Short task: Copy out all lines carrying the word "rate".

━━━ Information given

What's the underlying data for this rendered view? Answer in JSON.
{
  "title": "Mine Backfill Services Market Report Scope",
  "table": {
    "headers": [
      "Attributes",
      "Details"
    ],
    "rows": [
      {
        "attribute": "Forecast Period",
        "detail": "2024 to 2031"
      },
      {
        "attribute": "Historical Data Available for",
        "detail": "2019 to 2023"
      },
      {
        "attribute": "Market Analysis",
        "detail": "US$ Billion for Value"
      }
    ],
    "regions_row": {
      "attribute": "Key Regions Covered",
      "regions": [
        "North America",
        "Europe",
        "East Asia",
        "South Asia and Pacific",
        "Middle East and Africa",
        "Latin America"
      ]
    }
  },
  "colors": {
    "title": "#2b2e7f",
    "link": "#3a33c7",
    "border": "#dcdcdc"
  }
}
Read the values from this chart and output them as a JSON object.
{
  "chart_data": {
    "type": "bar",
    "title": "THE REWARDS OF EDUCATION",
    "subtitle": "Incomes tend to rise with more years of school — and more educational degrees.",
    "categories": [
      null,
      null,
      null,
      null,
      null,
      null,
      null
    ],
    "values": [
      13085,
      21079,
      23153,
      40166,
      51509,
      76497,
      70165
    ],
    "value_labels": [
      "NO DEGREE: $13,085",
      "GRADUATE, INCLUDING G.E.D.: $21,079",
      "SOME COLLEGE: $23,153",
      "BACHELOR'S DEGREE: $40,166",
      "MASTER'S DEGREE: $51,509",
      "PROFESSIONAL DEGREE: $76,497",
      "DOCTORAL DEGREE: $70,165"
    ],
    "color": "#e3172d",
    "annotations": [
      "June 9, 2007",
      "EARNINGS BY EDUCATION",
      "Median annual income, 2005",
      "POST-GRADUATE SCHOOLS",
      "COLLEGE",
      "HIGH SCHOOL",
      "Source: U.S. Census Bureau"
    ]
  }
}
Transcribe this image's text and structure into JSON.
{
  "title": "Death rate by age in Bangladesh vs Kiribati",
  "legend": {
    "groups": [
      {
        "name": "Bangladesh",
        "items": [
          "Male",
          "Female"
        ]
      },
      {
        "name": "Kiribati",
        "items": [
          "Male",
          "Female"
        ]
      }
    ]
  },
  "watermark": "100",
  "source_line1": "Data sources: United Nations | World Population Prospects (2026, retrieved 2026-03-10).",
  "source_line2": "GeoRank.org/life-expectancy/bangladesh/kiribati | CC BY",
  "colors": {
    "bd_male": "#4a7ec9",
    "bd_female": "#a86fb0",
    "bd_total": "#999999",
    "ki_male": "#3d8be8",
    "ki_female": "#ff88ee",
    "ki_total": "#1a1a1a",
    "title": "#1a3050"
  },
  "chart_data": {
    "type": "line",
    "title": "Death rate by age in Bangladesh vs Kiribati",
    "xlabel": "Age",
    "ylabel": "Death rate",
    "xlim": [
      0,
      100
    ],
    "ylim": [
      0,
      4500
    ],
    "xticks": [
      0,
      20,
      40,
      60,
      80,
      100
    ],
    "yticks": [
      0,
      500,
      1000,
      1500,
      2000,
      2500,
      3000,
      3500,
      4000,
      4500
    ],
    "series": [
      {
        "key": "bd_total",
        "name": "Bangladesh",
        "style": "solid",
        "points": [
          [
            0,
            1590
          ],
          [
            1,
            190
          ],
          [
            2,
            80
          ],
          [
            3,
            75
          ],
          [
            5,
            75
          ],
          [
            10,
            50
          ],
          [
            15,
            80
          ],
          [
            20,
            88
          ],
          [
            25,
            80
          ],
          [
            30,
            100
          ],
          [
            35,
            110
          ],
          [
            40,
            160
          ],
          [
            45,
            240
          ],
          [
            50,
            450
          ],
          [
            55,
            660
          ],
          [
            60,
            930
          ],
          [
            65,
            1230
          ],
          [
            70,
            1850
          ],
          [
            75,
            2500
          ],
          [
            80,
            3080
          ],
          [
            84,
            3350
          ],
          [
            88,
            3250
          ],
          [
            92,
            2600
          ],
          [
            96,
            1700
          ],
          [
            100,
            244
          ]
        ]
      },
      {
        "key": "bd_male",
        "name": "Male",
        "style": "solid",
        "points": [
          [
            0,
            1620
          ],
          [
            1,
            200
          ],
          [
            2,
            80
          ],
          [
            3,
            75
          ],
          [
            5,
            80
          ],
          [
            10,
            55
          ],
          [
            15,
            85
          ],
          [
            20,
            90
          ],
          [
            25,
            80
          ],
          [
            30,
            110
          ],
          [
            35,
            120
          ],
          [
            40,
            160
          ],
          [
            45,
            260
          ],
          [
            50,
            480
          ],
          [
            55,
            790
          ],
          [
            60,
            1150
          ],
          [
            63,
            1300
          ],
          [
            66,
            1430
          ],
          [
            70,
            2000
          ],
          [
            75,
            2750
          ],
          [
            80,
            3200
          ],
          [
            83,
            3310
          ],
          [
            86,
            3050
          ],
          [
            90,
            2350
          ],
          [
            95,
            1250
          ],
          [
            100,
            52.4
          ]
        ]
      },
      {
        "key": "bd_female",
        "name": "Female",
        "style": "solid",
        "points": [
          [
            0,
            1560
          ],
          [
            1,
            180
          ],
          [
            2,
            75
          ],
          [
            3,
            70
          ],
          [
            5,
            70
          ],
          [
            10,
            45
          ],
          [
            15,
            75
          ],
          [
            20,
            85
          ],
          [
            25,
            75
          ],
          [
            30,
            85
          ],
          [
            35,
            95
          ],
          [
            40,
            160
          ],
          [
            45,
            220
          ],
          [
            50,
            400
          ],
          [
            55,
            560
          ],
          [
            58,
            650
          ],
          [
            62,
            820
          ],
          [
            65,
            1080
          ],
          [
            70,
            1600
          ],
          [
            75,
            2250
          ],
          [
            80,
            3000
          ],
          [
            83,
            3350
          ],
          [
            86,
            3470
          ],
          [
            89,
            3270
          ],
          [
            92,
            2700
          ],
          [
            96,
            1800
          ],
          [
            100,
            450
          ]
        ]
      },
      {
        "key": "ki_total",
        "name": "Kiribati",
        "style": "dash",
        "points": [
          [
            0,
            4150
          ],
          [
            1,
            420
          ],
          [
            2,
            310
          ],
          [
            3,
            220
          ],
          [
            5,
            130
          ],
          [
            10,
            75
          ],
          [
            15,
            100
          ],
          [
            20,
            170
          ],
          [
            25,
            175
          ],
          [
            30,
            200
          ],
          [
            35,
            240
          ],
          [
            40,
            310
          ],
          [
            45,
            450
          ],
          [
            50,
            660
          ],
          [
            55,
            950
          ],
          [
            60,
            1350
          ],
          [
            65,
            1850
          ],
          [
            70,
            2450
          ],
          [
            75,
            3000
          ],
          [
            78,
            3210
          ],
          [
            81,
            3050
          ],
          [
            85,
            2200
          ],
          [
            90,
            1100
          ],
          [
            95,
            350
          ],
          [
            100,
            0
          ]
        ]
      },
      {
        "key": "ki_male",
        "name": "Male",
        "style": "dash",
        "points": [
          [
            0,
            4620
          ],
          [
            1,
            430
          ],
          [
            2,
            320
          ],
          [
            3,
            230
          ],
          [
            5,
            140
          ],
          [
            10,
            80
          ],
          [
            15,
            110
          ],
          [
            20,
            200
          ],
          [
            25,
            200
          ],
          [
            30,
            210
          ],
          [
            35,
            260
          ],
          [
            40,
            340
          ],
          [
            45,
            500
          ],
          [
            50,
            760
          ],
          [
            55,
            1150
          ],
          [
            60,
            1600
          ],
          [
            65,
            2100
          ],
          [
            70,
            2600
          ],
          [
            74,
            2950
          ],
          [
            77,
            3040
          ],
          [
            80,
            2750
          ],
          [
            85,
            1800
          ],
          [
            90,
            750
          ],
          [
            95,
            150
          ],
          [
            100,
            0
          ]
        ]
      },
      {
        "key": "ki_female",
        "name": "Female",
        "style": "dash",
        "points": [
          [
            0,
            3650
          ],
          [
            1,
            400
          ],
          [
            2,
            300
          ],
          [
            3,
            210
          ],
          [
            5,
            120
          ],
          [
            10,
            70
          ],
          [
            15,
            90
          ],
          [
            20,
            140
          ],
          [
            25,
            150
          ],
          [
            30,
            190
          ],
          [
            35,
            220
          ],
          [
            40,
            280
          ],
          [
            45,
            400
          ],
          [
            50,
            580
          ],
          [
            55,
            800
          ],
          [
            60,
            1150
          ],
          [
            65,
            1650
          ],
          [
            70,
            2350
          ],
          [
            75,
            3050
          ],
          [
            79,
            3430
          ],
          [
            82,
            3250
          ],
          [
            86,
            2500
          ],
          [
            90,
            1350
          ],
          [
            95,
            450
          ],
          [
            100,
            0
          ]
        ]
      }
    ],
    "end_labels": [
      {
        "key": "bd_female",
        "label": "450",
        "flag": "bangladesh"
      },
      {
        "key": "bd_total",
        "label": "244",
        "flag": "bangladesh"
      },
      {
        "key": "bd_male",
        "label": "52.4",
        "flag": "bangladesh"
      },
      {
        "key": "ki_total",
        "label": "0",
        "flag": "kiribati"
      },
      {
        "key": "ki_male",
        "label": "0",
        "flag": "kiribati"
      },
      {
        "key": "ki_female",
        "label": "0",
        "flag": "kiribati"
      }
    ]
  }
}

━━━━━━

The completed task:
  "title": "Death rate by age in Bangladesh vs Kiribati",
    "title": "Death rate by age in Bangladesh vs Kiribati",
    "ylabel": "Death rate",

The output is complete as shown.